Belge bölümü:

········

Frida, bu kazadan sonra yatağa bağımlı hale geldi. Hayatı bir süre korselerle bitmek bilmeyen ameliyatlarla ve doktorlar, hastaneler arasında geçti. Bu süre zarfında 32 kez ameliyat edildi. İki yılın ardından yeniden ayağa kalkmayı başardı. Hayat mücadelesinin ilk turunu kazanmıştı. Resim yapıyor, arkadaşları ile çeşitli partilere katılıyordu. Amacı Meksikalı Michalangelo olarak tanınan ünlü ressam Diego Rivera'ya ulaşmak, onun resimleri hakkındaki fikrini öğrenebilmekti. Sonunda Diego'yla tanışmanın bir yolunu bulduğunda vakit kaybetmeden onu ziyaret etti.



Diego, Frida'nın resimlerinden çok etkilenmişti. Frida ise Diego'ya aşık oldu. Kendisinden yirmi bir yaş büyüktü Diego. İki kez evlenmişti, çocukları vardı. Çapkınlığı ve sadakatsizliği ile tanınırdı. Birçok kişi gibi Frida’nın annesi de evliliğe karşı çıkıyor, aralarındaki ilişkiyi bir güvercin ile filin birlikteliğine benzetiyordu. Hayat bir şekilde ilerledi ve Frida'nın ailesinin tepkilerine rağmen bu çift 21 Ağustos 1929'da evlendi. Düğünlerine aileden sadece babası geldi. Bu, Diego ile yaşayacakları uzun ve fırtınalı aşkın da başlangıcıydı.



Diego, her ne kadar ona aşkı yaşatmış olsa da en büyük acıları yaşatan kişi de yine Diego oldu. Frida, sonraları bu ilişkiyi tanımlamak için Hayatımda iki büyük kaza geçirdim; biri Diego’ydu ve diğerinde ise bir tren az daha beni öldürüyordu. Diego kesinlikle çok daha yıkıcıydı cümlelerini kuracaktı. Frida 1931 yılında, evliliklerini resmettiği bir tablo yaptı. San Francisco Kadın Ressamlar Topluluğu’nun yıllık sergisinde sanatseverlerin beğenisine sunulan bu tablo, onun bir sergide yer alan ilk tablosu oldu.




Diego’nun Frida’nın kız kardeşiyle birlikte olmasının ilişkilerinde büyük yara açtığı söylenir. Frida’nın da farklı kadın ve erkeklerle dahası Meksika’da sürgünde olan ve evlerinde misafir ettikleri Troçki ile birlikte olduğu da yazar kaynaklarda. Bir dönem boşanırlar ancak ayrılık aşklarını bitiremez, yeniden evlenirler.

········

Öğe listesi:
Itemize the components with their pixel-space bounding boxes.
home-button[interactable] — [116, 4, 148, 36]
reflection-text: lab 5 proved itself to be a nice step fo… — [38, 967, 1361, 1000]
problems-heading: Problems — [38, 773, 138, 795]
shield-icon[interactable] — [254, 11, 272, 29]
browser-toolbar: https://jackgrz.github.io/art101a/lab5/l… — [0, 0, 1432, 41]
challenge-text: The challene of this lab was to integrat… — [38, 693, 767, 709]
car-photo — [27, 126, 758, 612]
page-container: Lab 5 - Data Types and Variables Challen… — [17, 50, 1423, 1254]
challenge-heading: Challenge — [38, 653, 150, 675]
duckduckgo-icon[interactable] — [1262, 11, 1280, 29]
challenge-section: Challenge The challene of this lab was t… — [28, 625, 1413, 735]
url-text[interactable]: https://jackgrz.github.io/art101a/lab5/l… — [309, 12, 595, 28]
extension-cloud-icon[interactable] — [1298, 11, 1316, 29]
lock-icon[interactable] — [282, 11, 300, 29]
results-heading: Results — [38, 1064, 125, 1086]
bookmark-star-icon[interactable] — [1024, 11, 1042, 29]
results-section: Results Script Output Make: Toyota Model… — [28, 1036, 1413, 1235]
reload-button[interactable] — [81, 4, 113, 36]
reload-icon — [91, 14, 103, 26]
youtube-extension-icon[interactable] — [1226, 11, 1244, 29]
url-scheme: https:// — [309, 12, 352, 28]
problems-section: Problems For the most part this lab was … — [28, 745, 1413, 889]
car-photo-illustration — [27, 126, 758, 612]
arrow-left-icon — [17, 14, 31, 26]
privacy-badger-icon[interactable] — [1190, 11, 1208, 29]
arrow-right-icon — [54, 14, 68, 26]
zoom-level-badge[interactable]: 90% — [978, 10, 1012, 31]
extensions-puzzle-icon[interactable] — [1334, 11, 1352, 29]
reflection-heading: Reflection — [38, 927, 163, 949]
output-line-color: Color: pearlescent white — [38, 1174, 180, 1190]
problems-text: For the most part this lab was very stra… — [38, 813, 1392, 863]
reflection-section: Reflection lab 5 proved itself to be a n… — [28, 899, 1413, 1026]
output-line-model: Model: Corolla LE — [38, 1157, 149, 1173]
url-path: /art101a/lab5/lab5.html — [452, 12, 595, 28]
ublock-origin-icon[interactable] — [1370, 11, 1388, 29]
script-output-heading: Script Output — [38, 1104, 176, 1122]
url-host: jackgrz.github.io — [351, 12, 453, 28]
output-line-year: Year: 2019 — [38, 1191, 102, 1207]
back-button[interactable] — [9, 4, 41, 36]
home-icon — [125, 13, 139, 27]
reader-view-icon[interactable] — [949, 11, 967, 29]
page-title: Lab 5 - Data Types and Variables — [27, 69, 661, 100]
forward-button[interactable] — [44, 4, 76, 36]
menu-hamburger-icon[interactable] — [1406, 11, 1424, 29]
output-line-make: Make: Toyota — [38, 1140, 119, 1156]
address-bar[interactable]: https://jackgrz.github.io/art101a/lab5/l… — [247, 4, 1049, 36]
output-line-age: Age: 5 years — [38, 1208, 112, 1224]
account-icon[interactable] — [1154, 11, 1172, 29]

········

Görev A: Belge bölümünde içinde "Diego, Frida'nın resimlerinden" geçen sözcüklerle açılıp "aşkın da başlangıcıydı." ile kapanan kısmı aynen kopyalayın.
Görev B: Belge bölümüne göre şu ifadelerin her biri doğru mu? Her birine evet ya da hayır deyin ve karar veren sözcükleri metinden tırnak içinde aktarın. (i) Frida kazadan sonraki süreçte 32 kez ameliyat edildi. (ii) Diego, Frida'dan on iki yaş büyüktü. (iii) Frida'nın annesi düğüne katıldı.
Görev C: Belge bölümünde Diego dışında Frida'nın ailesinden anılan kişilerin tümünü sıralayın.
Öğelere başvurmanız gerekmiyor.

Tam yanıt A:
Diego, Frida'nın resimlerinden çok etkilenmişti. Frida ise Diego'ya aşık oldu. Kendisinden yirmi bir yaş büyüktü Diego. İki kez evlenmişti, çocukları vardı. Çapkınlığı ve sadakatsizliği ile tanınırdı. Birçok kişi gibi Frida’nın annesi de evliliğe karşı çıkıyor, aralarındaki ilişkiyi bir güvercin ile filin birlikteliğine benzetiyordu. Hayat bir şekilde ilerledi ve Frida'nın ailesinin tepkilerine rağmen bu çift 21 Ağustos 1929'da evlendi. Düğünlerine aileden sadece babası geldi. Bu, Diego ile yaşayacakları uzun ve fırtınalı aşkın da başlangıcıydı.

Tam yanıt B:
(i) Evet: "Bu süre zarfında 32 kez ameliyat edildi."
(ii) Hayır: "Kendisinden yirmi bir yaş büyüktü Diego."
(iii) Hayır: "Düğünlerine aileden sadece babası geldi."

Tam yanıt C:
- Annesi
- Babası
- Kız kardeşi